BEGIN ENTRIES SUPPLIED
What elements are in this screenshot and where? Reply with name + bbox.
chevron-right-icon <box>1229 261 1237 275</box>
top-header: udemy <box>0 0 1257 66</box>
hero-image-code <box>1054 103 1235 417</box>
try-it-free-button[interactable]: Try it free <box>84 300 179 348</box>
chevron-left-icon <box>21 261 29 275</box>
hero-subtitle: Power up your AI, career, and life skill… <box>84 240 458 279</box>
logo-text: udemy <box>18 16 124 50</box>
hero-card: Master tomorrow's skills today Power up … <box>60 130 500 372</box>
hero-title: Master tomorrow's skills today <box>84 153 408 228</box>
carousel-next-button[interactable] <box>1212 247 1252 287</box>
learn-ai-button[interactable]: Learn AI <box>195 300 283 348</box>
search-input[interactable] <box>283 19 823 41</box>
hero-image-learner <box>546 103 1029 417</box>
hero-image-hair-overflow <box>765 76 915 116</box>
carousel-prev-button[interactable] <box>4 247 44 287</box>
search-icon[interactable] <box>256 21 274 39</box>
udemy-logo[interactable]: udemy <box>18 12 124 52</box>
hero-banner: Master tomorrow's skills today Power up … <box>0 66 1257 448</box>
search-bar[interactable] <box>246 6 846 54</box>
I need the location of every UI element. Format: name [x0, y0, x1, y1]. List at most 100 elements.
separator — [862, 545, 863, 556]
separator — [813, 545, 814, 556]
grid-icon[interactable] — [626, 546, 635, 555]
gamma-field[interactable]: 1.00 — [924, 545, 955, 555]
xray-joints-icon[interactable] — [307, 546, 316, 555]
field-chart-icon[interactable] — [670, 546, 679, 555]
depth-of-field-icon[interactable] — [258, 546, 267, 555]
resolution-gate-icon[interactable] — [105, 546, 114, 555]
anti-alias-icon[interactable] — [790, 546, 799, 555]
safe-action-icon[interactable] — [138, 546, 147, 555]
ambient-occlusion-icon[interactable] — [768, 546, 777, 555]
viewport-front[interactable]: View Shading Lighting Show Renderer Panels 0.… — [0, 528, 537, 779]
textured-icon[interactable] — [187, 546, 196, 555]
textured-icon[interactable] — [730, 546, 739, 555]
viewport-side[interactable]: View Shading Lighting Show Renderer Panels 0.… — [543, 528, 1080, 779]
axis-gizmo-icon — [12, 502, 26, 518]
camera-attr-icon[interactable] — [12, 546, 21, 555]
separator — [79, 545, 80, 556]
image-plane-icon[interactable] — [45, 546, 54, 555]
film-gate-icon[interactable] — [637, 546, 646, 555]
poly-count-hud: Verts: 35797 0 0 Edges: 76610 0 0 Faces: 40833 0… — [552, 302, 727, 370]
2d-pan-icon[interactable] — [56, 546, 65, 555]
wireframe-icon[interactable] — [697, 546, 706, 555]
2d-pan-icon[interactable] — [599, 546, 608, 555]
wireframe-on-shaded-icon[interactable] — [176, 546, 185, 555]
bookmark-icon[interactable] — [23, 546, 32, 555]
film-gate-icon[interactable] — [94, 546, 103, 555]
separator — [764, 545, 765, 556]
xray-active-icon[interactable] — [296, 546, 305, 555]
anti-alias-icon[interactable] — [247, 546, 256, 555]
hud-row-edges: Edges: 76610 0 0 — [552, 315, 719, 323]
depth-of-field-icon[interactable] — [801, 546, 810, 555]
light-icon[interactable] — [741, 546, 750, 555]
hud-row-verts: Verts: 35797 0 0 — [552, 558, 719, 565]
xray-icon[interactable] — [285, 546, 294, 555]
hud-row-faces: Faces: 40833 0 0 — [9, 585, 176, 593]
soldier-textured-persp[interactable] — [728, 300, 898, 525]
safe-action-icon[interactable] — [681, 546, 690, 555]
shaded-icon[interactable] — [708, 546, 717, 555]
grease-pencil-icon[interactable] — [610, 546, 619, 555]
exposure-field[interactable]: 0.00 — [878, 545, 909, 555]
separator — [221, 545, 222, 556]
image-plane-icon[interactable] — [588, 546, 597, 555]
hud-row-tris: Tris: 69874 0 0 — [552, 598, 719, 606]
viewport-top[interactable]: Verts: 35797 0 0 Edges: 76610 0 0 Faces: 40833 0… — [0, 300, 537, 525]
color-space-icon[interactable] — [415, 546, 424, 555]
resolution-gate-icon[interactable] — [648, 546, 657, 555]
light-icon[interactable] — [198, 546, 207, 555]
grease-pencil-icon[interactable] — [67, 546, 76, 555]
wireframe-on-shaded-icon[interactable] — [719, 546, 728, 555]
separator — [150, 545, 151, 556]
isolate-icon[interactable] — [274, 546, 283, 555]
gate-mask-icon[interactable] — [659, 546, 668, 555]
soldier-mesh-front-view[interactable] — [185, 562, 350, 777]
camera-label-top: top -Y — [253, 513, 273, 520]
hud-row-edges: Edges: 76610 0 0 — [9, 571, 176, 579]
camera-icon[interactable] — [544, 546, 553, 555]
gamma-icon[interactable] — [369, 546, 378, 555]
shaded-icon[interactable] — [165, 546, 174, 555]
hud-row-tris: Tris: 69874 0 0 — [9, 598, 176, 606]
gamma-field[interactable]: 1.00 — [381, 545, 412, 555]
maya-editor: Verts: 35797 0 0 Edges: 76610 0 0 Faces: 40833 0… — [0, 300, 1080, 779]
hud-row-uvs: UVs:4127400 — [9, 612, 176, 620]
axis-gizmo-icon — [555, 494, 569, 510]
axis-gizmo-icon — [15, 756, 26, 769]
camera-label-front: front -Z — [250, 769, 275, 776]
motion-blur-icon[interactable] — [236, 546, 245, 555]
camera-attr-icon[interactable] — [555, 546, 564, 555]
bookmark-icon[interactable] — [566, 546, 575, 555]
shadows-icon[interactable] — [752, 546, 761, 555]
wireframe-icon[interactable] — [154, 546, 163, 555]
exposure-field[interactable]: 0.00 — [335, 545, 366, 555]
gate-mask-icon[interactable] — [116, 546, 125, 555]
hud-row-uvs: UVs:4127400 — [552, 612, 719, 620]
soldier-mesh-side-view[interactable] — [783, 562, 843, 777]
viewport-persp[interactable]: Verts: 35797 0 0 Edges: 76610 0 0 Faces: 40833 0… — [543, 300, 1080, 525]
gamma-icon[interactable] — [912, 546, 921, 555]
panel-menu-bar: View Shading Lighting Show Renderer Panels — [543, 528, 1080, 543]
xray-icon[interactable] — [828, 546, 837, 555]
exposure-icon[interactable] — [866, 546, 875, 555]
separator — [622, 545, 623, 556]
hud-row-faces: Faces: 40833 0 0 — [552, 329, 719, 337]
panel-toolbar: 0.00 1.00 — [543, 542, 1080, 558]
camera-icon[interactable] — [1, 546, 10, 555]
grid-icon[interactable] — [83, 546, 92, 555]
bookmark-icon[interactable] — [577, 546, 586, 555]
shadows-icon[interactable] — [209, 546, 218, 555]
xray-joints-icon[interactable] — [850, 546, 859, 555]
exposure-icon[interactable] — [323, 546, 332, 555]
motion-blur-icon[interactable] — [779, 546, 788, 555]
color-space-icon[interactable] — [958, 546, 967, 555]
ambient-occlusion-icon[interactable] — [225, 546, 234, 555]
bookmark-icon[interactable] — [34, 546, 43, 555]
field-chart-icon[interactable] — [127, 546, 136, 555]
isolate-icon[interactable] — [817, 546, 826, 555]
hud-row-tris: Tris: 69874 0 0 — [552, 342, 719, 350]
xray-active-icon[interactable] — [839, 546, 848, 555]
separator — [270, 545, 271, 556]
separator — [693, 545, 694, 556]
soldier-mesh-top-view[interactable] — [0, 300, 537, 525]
END ENTRIES SUPPLIED
# STATED GOAL:
Rewrite all of the lines above as a JSON list of strings, with one string for each line and any blank lines omitted.

# RESULT OF THIS EXERCISE:
[
  "What elements are in this screenshot and where? Reply with name + bbox.",
  "chevron-right-icon <box>1229 261 1237 275</box>",
  "top-header: udemy <box>0 0 1257 66</box>",
  "hero-image-code <box>1054 103 1235 417</box>",
  "try-it-free-button[interactable]: Try it free <box>84 300 179 348</box>",
  "chevron-left-icon <box>21 261 29 275</box>",
  "hero-subtitle: Power up your AI, career, and life skill… <box>84 240 458 279</box>",
  "logo-text: udemy <box>18 16 124 50</box>",
  "hero-card: Master tomorrow's skills today Power up … <box>60 130 500 372</box>",
  "hero-title: Master tomorrow's skills today <box>84 153 408 228</box>",
  "carousel-next-button[interactable] <box>1212 247 1252 287</box>",
  "learn-ai-button[interactable]: Learn AI <box>195 300 283 348</box>",
  "search-input[interactable] <box>283 19 823 41</box>",
  "hero-image-learner <box>546 103 1029 417</box>",
  "hero-image-hair-overflow <box>765 76 915 116</box>",
  "carousel-prev-button[interactable] <box>4 247 44 287</box>",
  "search-icon[interactable] <box>256 21 274 39</box>",
  "udemy-logo[interactable]: udemy <box>18 12 124 52</box>",
  "hero-banner: Master tomorrow's skills today Power up … <box>0 66 1257 448</box>",
  "search-bar[interactable] <box>246 6 846 54</box>",
  "I need the location of every UI element. Format: name [x0, y0, x1, y1]. List at most 100 elements.",
  "separator — [862, 545, 863, 556]",
  "separator — [813, 545, 814, 556]",
  "grid-icon[interactable] — [626, 546, 635, 555]",
  "gamma-field[interactable]: 1.00 — [924, 545, 955, 555]",
  "xray-joints-icon[interactable] — [307, 546, 316, 555]",
  "field-chart-icon[interactable] — [670, 546, 679, 555]",
  "depth-of-field-icon[interactable] — [258, 546, 267, 555]",
  "resolution-gate-icon[interactable] — [105, 546, 114, 555]",
  "anti-alias-icon[interactable] — [790, 546, 799, 555]",
  "safe-action-icon[interactable] — [138, 546, 147, 555]",
  "ambient-occlusion-icon[interactable] — [768, 546, 777, 555]",
  "viewport-front[interactable]: View Shading Lighting Show Renderer Panels 0.… — [0, 528, 537, 779]",
  "textured-icon[interactable] — [187, 546, 196, 555]",
  "textured-icon[interactable] — [730, 546, 739, 555]",
  "viewport-side[interactable]: View Shading Lighting Show Renderer Panels 0.… — [543, 528, 1080, 779]",
  "axis-gizmo-icon — [12, 502, 26, 518]",
  "camera-attr-icon[interactable] — [12, 546, 21, 555]",
  "separator — [79, 545, 80, 556]",
  "image-plane-icon[interactable] — [45, 546, 54, 555]",
  "film-gate-icon[interactable] — [637, 546, 646, 555]",
  "poly-count-hud: Verts: 35797 0 0 Edges: 76610 0 0 Faces: 40833 0… — [552, 302, 727, 370]",
  "2d-pan-icon[interactable] — [56, 546, 65, 555]",
  "wireframe-icon[interactable] — [697, 546, 706, 555]",
  "2d-pan-icon[interactable] — [599, 546, 608, 555]",
  "wireframe-on-shaded-icon[interactable] — [176, 546, 185, 555]",
  "bookmark-icon[interactable] — [23, 546, 32, 555]",
  "film-gate-icon[interactable] — [94, 546, 103, 555]",
  "separator — [764, 545, 765, 556]",
  "xray-active-icon[interactable] — [296, 546, 305, 555]",
  "anti-alias-icon[interactable] — [247, 546, 256, 555]",
  "hud-row-edges: Edges: 76610 0 0 — [552, 315, 719, 323]",
  "depth-of-field-icon[interactable] — [801, 546, 810, 555]",
  "light-icon[interactable] — [741, 546, 750, 555]",
  "hud-row-verts: Verts: 35797 0 0 — [552, 558, 719, 565]",
  "xray-icon[interactable] — [285, 546, 294, 555]",
  "hud-row-faces: Faces: 40833 0 0 — [9, 585, 176, 593]",
  "soldier-textured-persp[interactable] — [728, 300, 898, 525]",
  "safe-action-icon[interactable] — [681, 546, 690, 555]",
  "shaded-icon[interactable] — [708, 546, 717, 555]",
  "grease-pencil-icon[interactable] — [610, 546, 619, 555]",
  "exposure-field[interactable]: 0.00 — [878, 545, 909, 555]",
  "separator — [221, 545, 222, 556]",
  "image-plane-icon[interactable] — [588, 546, 597, 555]",
  "hud-row-tris: Tris: 69874 0 0 — [552, 598, 719, 606]",
  "viewport-top[interactable]: Verts: 35797 0 0 Edges: 76610 0 0 Faces: 40833 0… — [0, 300, 537, 525]",
  "color-space-icon[interactable] — [415, 546, 424, 555]",
  "resolution-gate-icon[interactable] — [648, 546, 657, 555]",
  "light-icon[interactable] — [198, 546, 207, 555]",
  "grease-pencil-icon[interactable] — [67, 546, 76, 555]",
  "wireframe-on-shaded-icon[interactable] — [719, 546, 728, 555]",
  "separator — [150, 545, 151, 556]",
  "isolate-icon[interactable] — [274, 546, 283, 555]",
  "gate-mask-icon[interactable] — [659, 546, 668, 555]",
  "soldier-mesh-front-view[interactable] — [185, 562, 350, 777]",
  "camera-label-top: top -Y — [253, 513, 273, 520]",
  "hud-row-edges: Edges: 76610 0 0 — [9, 571, 176, 579]",
  "camera-icon[interactable] — [544, 546, 553, 555]",
  "gamma-icon[interactable] — [369, 546, 378, 555]",
  "shaded-icon[interactable] — [165, 546, 174, 555]",
  "hud-row-tris: Tris: 69874 0 0 — [9, 598, 176, 606]",
  "gamma-field[interactable]: 1.00 — [381, 545, 412, 555]",
  "maya-editor: Verts: 35797 0 0 Edges: 76610 0 0 Faces: 40833 0… — [0, 300, 1080, 779]",
  "hud-row-uvs: UVs:4127400 — [9, 612, 176, 620]",
  "axis-gizmo-icon — [555, 494, 569, 510]",
  "axis-gizmo-icon — [15, 756, 26, 769]",
  "camera-label-front: front -Z — [250, 769, 275, 776]",
  "motion-blur-icon[interactable] — [236, 546, 245, 555]",
  "camera-attr-icon[interactable] — [555, 546, 564, 555]",
  "bookmark-icon[interactable] — [566, 546, 575, 555]",
  "shadows-icon[interactable] — [752, 546, 761, 555]",
  "wireframe-icon[interactable] — [154, 546, 163, 555]",
  "exposure-field[interactable]: 0.00 — [335, 545, 366, 555]",
  "gate-mask-icon[interactable] — [116, 546, 125, 555]",
  "hud-row-uvs: UVs:4127400 — [552, 612, 719, 620]",
  "soldier-mesh-side-view[interactable] — [783, 562, 843, 777]",
  "viewport-persp[interactable]: Verts: 35797 0 0 Edges: 76610 0 0 Faces: 40833 0… — [543, 300, 1080, 525]",
  "gamma-icon[interactable] — [912, 546, 921, 555]",
  "panel-menu-bar: View Shading Lighting Show Renderer Panels — [543, 528, 1080, 543]",
  "xray-icon[interactable] — [828, 546, 837, 555]",
  "exposure-icon[interactable] — [866, 546, 875, 555]",
  "separator — [622, 545, 623, 556]",
  "hud-row-faces: Faces: 40833 0 0 — [552, 329, 719, 337]",
  "panel-toolbar: 0.00 1.00 — [543, 542, 1080, 558]",
  "camera-icon[interactable] — [1, 546, 10, 555]",
  "grid-icon[interactable] — [83, 546, 92, 555]",
  "bookmark-icon[interactable] — [577, 546, 586, 555]",
  "shadows-icon[interactable] — [209, 546, 218, 555]",
  "xray-joints-icon[interactable] — [850, 546, 859, 555]",
  "exposure-icon[interactable] — [323, 546, 332, 555]",
  "motion-blur-icon[interactable] — [779, 546, 788, 555]",
  "color-space-icon[interactable] — [958, 546, 967, 555]",
  "ambient-occlusion-icon[interactable] — [225, 546, 234, 555]",
  "bookmark-icon[interactable] — [34, 546, 43, 555]",
  "field-chart-icon[interactable] — [127, 546, 136, 555]",
  "isolate-icon[interactable] — [817, 546, 826, 555]",
  "hud-row-tris: Tris: 69874 0 0 — [552, 342, 719, 350]",
  "xray-active-icon[interactable] — [839, 546, 848, 555]",
  "separator — [270, 545, 271, 556]",
  "separator — [693, 545, 694, 556]",
  "soldier-mesh-top-view[interactable] — [0, 300, 537, 525]"
]